What is required:
All of the records below need to be copied exactly.

Dataset rows about figures:
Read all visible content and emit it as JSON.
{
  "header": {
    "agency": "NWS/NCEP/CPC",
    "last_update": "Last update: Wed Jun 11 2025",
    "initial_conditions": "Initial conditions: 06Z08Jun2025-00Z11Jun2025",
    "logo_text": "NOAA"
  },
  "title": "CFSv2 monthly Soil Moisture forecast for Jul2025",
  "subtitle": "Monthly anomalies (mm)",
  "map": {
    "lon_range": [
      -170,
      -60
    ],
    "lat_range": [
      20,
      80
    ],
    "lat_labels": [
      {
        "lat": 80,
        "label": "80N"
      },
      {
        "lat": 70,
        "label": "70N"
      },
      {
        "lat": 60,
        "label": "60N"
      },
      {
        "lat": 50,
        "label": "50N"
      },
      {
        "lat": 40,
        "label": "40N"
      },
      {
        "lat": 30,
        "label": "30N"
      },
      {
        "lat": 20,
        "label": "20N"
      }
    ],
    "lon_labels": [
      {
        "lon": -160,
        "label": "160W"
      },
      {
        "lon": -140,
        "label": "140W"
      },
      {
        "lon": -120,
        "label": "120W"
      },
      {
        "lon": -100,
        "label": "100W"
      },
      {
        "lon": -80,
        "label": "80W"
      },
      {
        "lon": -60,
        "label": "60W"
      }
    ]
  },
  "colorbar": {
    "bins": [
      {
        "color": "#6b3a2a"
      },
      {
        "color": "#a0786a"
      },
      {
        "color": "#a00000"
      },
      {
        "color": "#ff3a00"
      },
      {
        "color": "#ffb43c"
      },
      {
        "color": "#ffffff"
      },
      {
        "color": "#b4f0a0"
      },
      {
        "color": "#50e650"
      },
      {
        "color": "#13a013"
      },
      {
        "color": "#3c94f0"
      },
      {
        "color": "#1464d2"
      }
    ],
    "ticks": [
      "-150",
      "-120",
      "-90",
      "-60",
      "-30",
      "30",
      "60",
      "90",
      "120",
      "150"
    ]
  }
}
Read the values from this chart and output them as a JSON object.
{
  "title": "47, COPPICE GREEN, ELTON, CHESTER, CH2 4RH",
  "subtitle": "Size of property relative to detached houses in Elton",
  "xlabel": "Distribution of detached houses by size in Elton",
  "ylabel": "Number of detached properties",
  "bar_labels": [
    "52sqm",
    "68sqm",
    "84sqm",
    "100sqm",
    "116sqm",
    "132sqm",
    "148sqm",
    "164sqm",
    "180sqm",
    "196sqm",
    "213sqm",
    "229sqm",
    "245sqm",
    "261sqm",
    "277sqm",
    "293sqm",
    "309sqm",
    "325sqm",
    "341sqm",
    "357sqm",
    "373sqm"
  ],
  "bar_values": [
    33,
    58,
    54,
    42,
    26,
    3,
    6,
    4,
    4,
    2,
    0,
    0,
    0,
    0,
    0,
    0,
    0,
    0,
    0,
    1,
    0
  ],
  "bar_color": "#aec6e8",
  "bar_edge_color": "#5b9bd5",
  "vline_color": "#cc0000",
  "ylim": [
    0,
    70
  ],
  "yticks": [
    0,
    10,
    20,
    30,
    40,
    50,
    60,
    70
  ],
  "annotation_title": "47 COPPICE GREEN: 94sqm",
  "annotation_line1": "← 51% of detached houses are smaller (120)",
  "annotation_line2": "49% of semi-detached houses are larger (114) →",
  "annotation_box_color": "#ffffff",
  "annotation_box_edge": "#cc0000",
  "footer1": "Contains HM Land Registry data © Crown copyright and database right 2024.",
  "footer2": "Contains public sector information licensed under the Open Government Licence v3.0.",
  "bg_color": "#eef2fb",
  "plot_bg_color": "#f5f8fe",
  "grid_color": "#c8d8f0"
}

Output of the exercise:
Read all visible content and emit it as JSON.
{
  "header": {
    "agency": "NWS/NCEP/CPC",
    "last_update": "Last update: Wed Jun 11 2025",
    "initial_conditions": "Initial conditions: 06Z08Jun2025-00Z11Jun2025",
    "logo_text": "NOAA"
  },
  "title": "CFSv2 monthly Soil Moisture forecast for Jul2025",
  "subtitle": "Monthly anomalies (mm)",
  "map": {
    "lon_range": [
      -170,
      -60
    ],
    "lat_range": [
      20,
      80
    ],
    "lat_labels": [
      {
        "lat": 80,
        "label": "80N"
      },
      {
        "lat": 70,
        "label": "70N"
      },
      {
        "lat": 60,
        "label": "60N"
      },
      {
        "lat": 50,
        "label": "50N"
      },
      {
        "lat": 40,
        "label": "40N"
      },
      {
        "lat": 30,
        "label": "30N"
      },
      {
        "lat": 20,
        "label": "20N"
      }
    ],
    "lon_labels": [
      {
        "lon": -160,
        "label": "160W"
      },
      {
        "lon": -140,
        "label": "140W"
      },
      {
        "lon": -120,
        "label": "120W"
      },
      {
        "lon": -100,
        "label": "100W"
      },
      {
        "lon": -80,
        "label": "80W"
      },
      {
        "lon": -60,
        "label": "60W"
      }
    ]
  },
  "colorbar": {
    "bins": [
      {
        "color": "#6b3a2a"
      },
      {
        "color": "#a0786a"
      },
      {
        "color": "#a00000"
      },
      {
        "color": "#ff3a00"
      },
      {
        "color": "#ffb43c"
      },
      {
        "color": "#ffffff"
      },
      {
        "color": "#b4f0a0"
      },
      {
        "color": "#50e650"
      },
      {
        "color": "#13a013"
      },
      {
        "color": "#3c94f0"
      },
      {
        "color": "#1464d2"
      }
    ],
    "ticks": [
      "-150",
      "-120",
      "-90",
      "-60",
      "-30",
      "30",
      "60",
      "90",
      "120",
      "150"
    ]
  }
}
Read the values from this chart and output them as a JSON object.
{
  "title": "47, COPPICE GREEN, ELTON, CHESTER, CH2 4RH",
  "subtitle": "Size of property relative to detached houses in Elton",
  "xlabel": "Distribution of detached houses by size in Elton",
  "ylabel": "Number of detached properties",
  "bar_labels": [
    "52sqm",
    "68sqm",
    "84sqm",
    "100sqm",
    "116sqm",
    "132sqm",
    "148sqm",
    "164sqm",
    "180sqm",
    "196sqm",
    "213sqm",
    "229sqm",
    "245sqm",
    "261sqm",
    "277sqm",
    "293sqm",
    "309sqm",
    "325sqm",
    "341sqm",
    "357sqm",
    "373sqm"
  ],
  "bar_values": [
    33,
    58,
    54,
    42,
    26,
    3,
    6,
    4,
    4,
    2,
    0,
    0,
    0,
    0,
    0,
    0,
    0,
    0,
    0,
    1,
    0
  ],
  "bar_color": "#aec6e8",
  "bar_edge_color": "#5b9bd5",
  "vline_color": "#cc0000",
  "ylim": [
    0,
    70
  ],
  "yticks": [
    0,
    10,
    20,
    30,
    40,
    50,
    60,
    70
  ],
  "annotation_title": "47 COPPICE GREEN: 94sqm",
  "annotation_line1": "← 51% of detached houses are smaller (120)",
  "annotation_line2": "49% of semi-detached houses are larger (114) →",
  "annotation_box_color": "#ffffff",
  "annotation_box_edge": "#cc0000",
  "footer1": "Contains HM Land Registry data © Crown copyright and database right 2024.",
  "footer2": "Contains public sector information licensed under the Open Government Licence v3.0.",
  "bg_color": "#eef2fb",
  "plot_bg_color": "#f5f8fe",
  "grid_color": "#c8d8f0"
}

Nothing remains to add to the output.